O que pedimos:
[1] Que rio o trecho fornecido menciona por causa de suas enchentes?
[2] Reproduza, sem alterar nada, as linhas dos registros desde a primeira até a que contém "result-cell xyxy=(526,455,566,477)", incluindo as duas.

### Trecho fornecido

Para estes escritos, que tanto foram e vão me transformando, reformatando e reconfigurando minhas posições subjetivas, chega um momento em que precisam se transformar, pedem para virar páginas, até mesmo para que agora, como páginas em que estão se tornando e entornando, sejam viradas. Viradas as páginas, a gente vai dando passagem para páginas  novas, em branco, que possam ir se abrindo para matricular novos escritos. Talvez tenha sido assim que decidi lançar o livro.
Lançar o livro em Guarany. Guarany, assim como o Cyro, com y. Guarani vai na minha frente: faz 100 anos. Foi aqui sob o céu de Guarani que fiquei à mercê, completamente desamparado e submetido ao amparo , logo ao chegar a este mundo, entregue a  duas pessoas que me aguardavam. Esperaram-me com seus desejos, eles que já tinham passado por tantas agruras. Refiro-me a um homem e uma mulher: Nero José da Silva e Maria da Glória Lantelme Silva. Um homem e uma mulher que se amaram muito. Literalmente, com todas as letras, ainda que as letras lhes tenham dado sossego, esperando seus filhos nascerem para berrarem neles, elas, as letras de seus amores e de suas dores. Nos ouvidos da minha irmã, berraram cifras musicais. Nos meus, berraram abcd,  pedindo repouso no papel ou, hoje em dia, na tela. Meus pais estiveram muito tempo comigo, provando que o amor é possível para além das performances dos corpos, e juntos ficaram até o apagar das  exultações. Juntos ficaram, privilégio de poucos – até que numa idade já bem avançada, a morte, incidindo sua navalha, os separasse, como ocorreu. Uma boa porção do que me tornei, devo a eles, mas minha dívida se estende ainda ao cenário guaraniense, às escolas de Guarani, ao chão de Guarani, ao que Guarani tem de interessante e também de maçante. Devo aos calores, às chuvas, aos tórridos sóis, à lua cheia que fica mais cheia ainda espremida entre as montanhas, às frias noites e às enchentes do Rio Pomba, que sempre me mostraram como águas tranquilas podem, em pouco tempo, se tornarem caudalosos arrojos e arroubos. Foi sob este céu contornado de montanhas, que desejo, amor e gozo, em carne e palavras, me visitaram pela primeira vez. E se foi daqui que lancei meus primeiros mísseis amorosos, nada mais adequado que seja também daqui que eu lance este livro que fala principalmente  de Guarani.  Livro que fala de algo que aqui se passou. Mas que ainda traz algumas paginas de algo que se passa  nas entranhas de difíceis entradas.  As narrativas de alguns fatos de Guarani,  não têm necessariamente  nada a ver com o passado, têm a ver com a história, pois o passado sempre está perdido, restando apenas a história, sempre deturpada, sempre subvertida, sempre outra,  contada incondicionalmente sob a ética e a ótica impostora da fantasia de cada narrador.

######
### Linhas de dados

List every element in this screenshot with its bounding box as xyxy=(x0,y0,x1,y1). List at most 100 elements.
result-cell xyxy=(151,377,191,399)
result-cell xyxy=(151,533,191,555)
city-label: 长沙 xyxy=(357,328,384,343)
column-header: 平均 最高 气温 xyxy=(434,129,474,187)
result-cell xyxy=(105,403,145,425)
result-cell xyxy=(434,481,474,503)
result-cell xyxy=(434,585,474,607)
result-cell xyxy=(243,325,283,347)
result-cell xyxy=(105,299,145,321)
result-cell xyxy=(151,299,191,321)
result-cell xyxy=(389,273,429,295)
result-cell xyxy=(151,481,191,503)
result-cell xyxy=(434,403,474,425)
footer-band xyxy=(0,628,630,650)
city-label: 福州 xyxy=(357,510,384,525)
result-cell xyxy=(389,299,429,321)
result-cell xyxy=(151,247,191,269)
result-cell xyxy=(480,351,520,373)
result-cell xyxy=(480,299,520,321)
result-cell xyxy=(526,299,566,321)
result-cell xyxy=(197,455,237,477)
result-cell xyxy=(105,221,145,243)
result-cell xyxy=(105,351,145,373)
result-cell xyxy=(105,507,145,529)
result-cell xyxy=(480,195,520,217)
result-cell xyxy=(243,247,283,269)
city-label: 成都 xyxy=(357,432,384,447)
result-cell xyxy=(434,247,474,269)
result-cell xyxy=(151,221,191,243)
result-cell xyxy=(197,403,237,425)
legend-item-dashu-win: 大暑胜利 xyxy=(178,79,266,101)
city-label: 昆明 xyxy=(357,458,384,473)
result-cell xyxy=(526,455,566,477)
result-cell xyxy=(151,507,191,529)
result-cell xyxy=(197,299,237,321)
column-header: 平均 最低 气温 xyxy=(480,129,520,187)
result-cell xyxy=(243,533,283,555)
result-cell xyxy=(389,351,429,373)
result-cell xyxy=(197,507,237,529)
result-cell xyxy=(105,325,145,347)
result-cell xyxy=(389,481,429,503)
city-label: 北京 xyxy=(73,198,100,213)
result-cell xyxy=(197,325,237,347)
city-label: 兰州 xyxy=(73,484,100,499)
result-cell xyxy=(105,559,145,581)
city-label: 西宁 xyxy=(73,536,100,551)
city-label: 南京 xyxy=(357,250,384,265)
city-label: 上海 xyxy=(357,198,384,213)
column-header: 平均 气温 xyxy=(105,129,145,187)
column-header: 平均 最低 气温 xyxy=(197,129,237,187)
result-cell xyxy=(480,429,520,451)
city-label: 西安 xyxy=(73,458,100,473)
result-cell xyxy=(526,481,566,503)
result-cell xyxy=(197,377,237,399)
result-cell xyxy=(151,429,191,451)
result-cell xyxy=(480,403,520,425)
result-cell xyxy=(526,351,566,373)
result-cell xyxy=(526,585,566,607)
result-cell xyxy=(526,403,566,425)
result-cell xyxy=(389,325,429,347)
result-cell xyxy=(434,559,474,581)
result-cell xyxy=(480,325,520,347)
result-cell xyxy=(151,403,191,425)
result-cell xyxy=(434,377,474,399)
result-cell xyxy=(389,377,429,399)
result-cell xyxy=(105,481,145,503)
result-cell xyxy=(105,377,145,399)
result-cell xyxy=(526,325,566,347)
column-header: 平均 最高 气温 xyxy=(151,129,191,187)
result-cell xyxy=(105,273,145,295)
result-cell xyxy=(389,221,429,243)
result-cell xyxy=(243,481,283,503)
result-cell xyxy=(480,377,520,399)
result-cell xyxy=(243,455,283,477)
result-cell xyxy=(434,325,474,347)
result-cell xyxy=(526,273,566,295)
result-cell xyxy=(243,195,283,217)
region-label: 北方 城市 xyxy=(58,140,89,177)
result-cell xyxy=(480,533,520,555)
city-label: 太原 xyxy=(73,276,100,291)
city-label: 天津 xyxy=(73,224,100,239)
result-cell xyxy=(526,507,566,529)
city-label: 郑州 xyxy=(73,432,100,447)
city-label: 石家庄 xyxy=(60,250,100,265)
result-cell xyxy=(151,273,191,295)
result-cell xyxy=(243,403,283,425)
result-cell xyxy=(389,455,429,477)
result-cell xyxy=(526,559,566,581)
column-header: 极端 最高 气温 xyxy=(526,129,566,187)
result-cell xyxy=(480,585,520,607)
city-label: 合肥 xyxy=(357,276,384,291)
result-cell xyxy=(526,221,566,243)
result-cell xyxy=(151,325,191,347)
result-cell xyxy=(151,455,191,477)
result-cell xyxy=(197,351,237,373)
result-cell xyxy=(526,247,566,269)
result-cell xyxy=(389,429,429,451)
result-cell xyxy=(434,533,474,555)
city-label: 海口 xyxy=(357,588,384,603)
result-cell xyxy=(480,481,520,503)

######

Resultados por tarefa:
[1] O Rio Pomba.

[2]
List every element in this screenshot with its bounding box as xyxy=(x0,y0,x1,y1). List at most 100 elements.
result-cell xyxy=(151,377,191,399)
result-cell xyxy=(151,533,191,555)
city-label: 长沙 xyxy=(357,328,384,343)
column-header: 平均 最高 气温 xyxy=(434,129,474,187)
result-cell xyxy=(105,403,145,425)
result-cell xyxy=(434,481,474,503)
result-cell xyxy=(434,585,474,607)
result-cell xyxy=(243,325,283,347)
result-cell xyxy=(105,299,145,321)
result-cell xyxy=(151,299,191,321)
result-cell xyxy=(389,273,429,295)
result-cell xyxy=(151,481,191,503)
result-cell xyxy=(434,403,474,425)
footer-band xyxy=(0,628,630,650)
city-label: 福州 xyxy=(357,510,384,525)
result-cell xyxy=(389,299,429,321)
result-cell xyxy=(151,247,191,269)
result-cell xyxy=(480,351,520,373)
result-cell xyxy=(480,299,520,321)
result-cell xyxy=(526,299,566,321)
result-cell xyxy=(197,455,237,477)
result-cell xyxy=(105,221,145,243)
result-cell xyxy=(105,351,145,373)
result-cell xyxy=(105,507,145,529)
result-cell xyxy=(480,195,520,217)
result-cell xyxy=(243,247,283,269)
city-label: 成都 xyxy=(357,432,384,447)
result-cell xyxy=(434,247,474,269)
result-cell xyxy=(151,221,191,243)
result-cell xyxy=(197,403,237,425)
legend-item-dashu-win: 大暑胜利 xyxy=(178,79,266,101)
city-label: 昆明 xyxy=(357,458,384,473)
result-cell xyxy=(526,455,566,477)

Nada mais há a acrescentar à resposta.